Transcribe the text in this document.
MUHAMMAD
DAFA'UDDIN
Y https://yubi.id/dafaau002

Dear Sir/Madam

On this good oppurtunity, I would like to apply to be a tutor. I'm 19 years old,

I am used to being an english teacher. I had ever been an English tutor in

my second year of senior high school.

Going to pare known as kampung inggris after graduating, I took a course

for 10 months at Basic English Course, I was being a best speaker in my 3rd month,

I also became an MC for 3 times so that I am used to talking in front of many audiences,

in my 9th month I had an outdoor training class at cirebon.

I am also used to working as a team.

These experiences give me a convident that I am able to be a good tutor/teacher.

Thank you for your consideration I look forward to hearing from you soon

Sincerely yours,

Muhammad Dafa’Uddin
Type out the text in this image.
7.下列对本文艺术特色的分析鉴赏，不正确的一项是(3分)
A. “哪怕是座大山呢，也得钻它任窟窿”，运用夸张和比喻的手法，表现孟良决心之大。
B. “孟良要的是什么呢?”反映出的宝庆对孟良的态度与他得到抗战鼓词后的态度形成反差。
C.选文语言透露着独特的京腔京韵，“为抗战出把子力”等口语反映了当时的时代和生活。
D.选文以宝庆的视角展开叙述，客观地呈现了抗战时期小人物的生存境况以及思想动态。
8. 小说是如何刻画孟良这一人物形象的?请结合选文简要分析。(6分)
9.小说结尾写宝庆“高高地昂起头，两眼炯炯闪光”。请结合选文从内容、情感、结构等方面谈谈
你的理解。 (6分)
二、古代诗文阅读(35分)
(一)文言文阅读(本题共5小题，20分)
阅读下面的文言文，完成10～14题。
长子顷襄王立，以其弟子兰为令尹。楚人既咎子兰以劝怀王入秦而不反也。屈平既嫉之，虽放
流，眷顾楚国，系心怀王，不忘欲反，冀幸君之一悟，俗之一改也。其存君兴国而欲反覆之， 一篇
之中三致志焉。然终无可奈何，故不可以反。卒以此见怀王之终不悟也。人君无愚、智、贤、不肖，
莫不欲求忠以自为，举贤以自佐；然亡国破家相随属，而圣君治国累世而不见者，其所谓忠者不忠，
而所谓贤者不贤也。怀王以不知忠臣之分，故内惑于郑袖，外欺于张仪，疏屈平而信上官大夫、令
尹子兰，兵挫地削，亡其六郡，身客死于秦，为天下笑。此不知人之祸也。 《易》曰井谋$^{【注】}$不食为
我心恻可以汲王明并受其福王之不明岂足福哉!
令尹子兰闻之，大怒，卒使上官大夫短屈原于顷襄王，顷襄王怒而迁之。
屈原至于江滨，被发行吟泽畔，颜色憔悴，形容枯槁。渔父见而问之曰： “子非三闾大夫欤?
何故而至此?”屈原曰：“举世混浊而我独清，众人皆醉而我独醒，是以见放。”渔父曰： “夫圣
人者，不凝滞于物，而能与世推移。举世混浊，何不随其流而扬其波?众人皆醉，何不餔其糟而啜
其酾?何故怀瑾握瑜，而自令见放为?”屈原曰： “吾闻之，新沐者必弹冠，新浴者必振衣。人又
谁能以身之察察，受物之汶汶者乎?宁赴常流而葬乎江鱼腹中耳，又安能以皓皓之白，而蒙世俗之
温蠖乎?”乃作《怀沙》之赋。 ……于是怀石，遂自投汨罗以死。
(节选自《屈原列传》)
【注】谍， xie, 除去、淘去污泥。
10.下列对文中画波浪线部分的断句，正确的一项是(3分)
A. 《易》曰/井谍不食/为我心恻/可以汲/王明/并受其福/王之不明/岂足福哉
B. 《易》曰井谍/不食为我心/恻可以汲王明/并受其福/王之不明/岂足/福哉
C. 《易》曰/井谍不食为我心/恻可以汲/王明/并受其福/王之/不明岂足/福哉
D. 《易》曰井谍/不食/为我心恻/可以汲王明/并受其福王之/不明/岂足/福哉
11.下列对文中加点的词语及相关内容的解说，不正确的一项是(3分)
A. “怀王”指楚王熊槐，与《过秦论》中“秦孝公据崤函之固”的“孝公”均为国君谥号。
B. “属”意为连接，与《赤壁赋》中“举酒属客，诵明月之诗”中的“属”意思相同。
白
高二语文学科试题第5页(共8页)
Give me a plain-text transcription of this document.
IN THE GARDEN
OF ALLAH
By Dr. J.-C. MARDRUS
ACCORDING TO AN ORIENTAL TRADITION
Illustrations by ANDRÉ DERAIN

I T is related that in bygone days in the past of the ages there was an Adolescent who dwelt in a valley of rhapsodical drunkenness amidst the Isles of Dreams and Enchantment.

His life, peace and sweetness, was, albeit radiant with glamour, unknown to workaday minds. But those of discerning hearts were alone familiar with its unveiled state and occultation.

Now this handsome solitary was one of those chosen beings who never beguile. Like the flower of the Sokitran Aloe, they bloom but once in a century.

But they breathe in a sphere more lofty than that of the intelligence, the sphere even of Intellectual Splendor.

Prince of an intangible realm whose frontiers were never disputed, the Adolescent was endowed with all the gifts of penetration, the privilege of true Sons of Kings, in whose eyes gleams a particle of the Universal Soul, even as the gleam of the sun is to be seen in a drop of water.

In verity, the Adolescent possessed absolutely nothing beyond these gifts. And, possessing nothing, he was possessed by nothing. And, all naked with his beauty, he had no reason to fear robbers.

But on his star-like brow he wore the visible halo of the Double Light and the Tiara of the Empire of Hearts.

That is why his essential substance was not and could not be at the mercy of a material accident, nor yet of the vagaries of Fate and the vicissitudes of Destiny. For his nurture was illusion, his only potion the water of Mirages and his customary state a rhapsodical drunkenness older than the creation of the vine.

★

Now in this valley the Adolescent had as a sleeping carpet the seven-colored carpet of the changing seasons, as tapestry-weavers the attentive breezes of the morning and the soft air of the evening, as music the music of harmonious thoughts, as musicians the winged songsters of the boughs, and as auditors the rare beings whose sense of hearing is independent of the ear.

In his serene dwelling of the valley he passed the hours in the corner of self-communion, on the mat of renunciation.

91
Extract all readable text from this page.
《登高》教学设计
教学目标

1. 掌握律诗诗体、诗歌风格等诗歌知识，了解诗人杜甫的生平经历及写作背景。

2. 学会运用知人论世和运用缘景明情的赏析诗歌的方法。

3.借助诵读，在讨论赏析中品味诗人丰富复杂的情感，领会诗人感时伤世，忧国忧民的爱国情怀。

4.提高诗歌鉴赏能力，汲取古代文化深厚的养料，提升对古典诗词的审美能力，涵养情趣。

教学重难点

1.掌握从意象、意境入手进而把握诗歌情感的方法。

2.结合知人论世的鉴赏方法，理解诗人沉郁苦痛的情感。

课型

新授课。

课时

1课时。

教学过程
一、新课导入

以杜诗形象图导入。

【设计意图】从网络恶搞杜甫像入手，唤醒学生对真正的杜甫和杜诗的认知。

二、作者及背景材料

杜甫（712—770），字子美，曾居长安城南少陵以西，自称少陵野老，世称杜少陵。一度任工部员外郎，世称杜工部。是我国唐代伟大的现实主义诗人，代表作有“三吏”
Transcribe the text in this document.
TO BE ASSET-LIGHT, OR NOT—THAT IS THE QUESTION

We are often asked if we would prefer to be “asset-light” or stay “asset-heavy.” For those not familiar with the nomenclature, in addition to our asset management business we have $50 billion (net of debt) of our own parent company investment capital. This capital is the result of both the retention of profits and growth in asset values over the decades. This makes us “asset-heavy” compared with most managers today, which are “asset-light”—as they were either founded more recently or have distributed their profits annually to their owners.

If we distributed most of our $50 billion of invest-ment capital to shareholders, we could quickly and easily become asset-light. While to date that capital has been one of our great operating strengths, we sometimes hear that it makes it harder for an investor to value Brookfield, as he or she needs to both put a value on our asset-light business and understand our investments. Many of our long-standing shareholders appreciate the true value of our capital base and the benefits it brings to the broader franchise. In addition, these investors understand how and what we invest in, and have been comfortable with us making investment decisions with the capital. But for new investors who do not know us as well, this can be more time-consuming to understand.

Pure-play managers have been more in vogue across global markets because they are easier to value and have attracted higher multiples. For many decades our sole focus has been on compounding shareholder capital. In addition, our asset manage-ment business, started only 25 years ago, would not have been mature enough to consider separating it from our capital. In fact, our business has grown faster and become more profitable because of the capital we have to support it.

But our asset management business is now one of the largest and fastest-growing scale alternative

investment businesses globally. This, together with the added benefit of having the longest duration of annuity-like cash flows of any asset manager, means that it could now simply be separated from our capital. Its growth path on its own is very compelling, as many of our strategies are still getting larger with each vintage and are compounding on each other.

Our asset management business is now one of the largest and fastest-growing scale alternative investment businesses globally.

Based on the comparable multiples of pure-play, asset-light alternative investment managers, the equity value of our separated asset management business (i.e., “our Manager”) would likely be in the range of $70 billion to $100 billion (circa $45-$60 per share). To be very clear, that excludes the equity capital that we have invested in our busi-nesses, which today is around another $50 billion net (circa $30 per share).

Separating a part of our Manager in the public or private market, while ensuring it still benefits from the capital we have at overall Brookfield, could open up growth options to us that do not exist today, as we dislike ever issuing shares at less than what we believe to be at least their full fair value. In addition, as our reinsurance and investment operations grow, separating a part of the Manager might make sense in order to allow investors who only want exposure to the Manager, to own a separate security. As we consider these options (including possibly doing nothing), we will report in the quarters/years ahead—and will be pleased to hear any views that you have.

- EXERCISE GOAL: Scan the material above for the string "month" and report each line where you find it.

- IN RESPONSE:
for 10 months at Basic English Course, I was being a best speaker in my 3rd month,
in my 9th month I had an outdoor training class at cirebon.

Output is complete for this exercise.